__EXERCISE INSTRUCTIONS__. Present the data once more in exactly its original form.

Records from a dataset
+++

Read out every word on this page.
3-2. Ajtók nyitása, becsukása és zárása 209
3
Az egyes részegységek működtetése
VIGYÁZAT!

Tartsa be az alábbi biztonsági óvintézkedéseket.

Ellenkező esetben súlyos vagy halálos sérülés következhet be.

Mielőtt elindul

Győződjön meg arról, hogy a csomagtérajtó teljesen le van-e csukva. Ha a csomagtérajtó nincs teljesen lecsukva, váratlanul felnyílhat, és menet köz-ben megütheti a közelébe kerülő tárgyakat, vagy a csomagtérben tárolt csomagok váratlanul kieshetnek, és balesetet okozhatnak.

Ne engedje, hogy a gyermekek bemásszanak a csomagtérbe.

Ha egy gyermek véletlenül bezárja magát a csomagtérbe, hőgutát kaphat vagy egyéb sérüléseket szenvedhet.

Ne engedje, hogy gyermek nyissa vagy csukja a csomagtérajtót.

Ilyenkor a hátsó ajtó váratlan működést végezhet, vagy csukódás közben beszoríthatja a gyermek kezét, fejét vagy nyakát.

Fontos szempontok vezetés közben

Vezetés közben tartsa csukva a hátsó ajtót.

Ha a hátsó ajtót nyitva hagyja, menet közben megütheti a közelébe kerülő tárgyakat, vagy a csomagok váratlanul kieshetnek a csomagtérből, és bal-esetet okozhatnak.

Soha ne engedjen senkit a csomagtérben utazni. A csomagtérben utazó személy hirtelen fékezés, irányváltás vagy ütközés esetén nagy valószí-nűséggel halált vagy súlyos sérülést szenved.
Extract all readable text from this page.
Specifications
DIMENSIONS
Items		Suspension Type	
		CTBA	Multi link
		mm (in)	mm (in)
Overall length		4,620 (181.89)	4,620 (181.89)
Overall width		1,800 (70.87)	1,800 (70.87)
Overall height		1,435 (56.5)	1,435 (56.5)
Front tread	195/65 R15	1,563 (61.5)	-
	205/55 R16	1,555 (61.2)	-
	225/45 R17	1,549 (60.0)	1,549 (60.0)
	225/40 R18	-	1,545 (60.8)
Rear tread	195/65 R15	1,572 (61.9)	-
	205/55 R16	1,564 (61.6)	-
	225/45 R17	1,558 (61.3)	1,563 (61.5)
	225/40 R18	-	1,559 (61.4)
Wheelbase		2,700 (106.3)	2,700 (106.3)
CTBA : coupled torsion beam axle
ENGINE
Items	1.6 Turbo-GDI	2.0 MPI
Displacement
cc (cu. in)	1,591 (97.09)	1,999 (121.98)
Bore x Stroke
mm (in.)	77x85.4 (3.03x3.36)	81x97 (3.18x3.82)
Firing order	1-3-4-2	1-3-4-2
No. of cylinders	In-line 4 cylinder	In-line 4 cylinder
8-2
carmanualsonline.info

+++

__WRITTEN SOLUTION__.
Read out every word on this page.
3-2. Ajtók nyitása, becsukása és zárása 209
3
Az egyes részegységek működtetése
VIGYÁZAT!

Tartsa be az alábbi biztonsági óvintézkedéseket.

Ellenkező esetben súlyos vagy halálos sérülés következhet be.

Mielőtt elindul

Győződjön meg arról, hogy a csomagtérajtó teljesen le van-e csukva. Ha a csomagtérajtó nincs teljesen lecsukva, váratlanul felnyílhat, és menet köz-ben megütheti a közelébe kerülő tárgyakat, vagy a csomagtérben tárolt csomagok váratlanul kieshetnek, és balesetet okozhatnak.

Ne engedje, hogy a gyermekek bemásszanak a csomagtérbe.

Ha egy gyermek véletlenül bezárja magát a csomagtérbe, hőgutát kaphat vagy egyéb sérüléseket szenvedhet.

Ne engedje, hogy gyermek nyissa vagy csukja a csomagtérajtót.

Ilyenkor a hátsó ajtó váratlan működést végezhet, vagy csukódás közben beszoríthatja a gyermek kezét, fejét vagy nyakát.

Fontos szempontok vezetés közben

Vezetés közben tartsa csukva a hátsó ajtót.

Ha a hátsó ajtót nyitva hagyja, menet közben megütheti a közelébe kerülő tárgyakat, vagy a csomagok váratlanul kieshetnek a csomagtérből, és bal-esetet okozhatnak.

Soha ne engedjen senkit a csomagtérben utazni. A csomagtérben utazó személy hirtelen fékezés, irányváltás vagy ütközés esetén nagy valószí-nűséggel halált vagy súlyos sérülést szenved.
Extract all readable text from this page.
Specifications
DIMENSIONS
Items		Suspension Type	
		CTBA	Multi link
		mm (in)	mm (in)
Overall length		4,620 (181.89)	4,620 (181.89)
Overall width		1,800 (70.87)	1,800 (70.87)
Overall height		1,435 (56.5)	1,435 (56.5)
Front tread	195/65 R15	1,563 (61.5)	-
	205/55 R16	1,555 (61.2)	-
	225/45 R17	1,549 (60.0)	1,549 (60.0)
	225/40 R18	-	1,545 (60.8)
Rear tread	195/65 R15	1,572 (61.9)	-
	205/55 R16	1,564 (61.6)	-
	225/45 R17	1,558 (61.3)	1,563 (61.5)
	225/40 R18	-	1,559 (61.4)
Wheelbase		2,700 (106.3)	2,700 (106.3)
CTBA : coupled torsion beam axle
ENGINE
Items	1.6 Turbo-GDI	2.0 MPI
Displacement
cc (cu. in)	1,591 (97.09)	1,999 (121.98)
Bore x Stroke
mm (in.)	77x85.4 (3.03x3.36)	81x97 (3.18x3.82)
Firing order	1-3-4-2	1-3-4-2
No. of cylinders	In-line 4 cylinder	In-line 4 cylinder
8-2
carmanualsonline.info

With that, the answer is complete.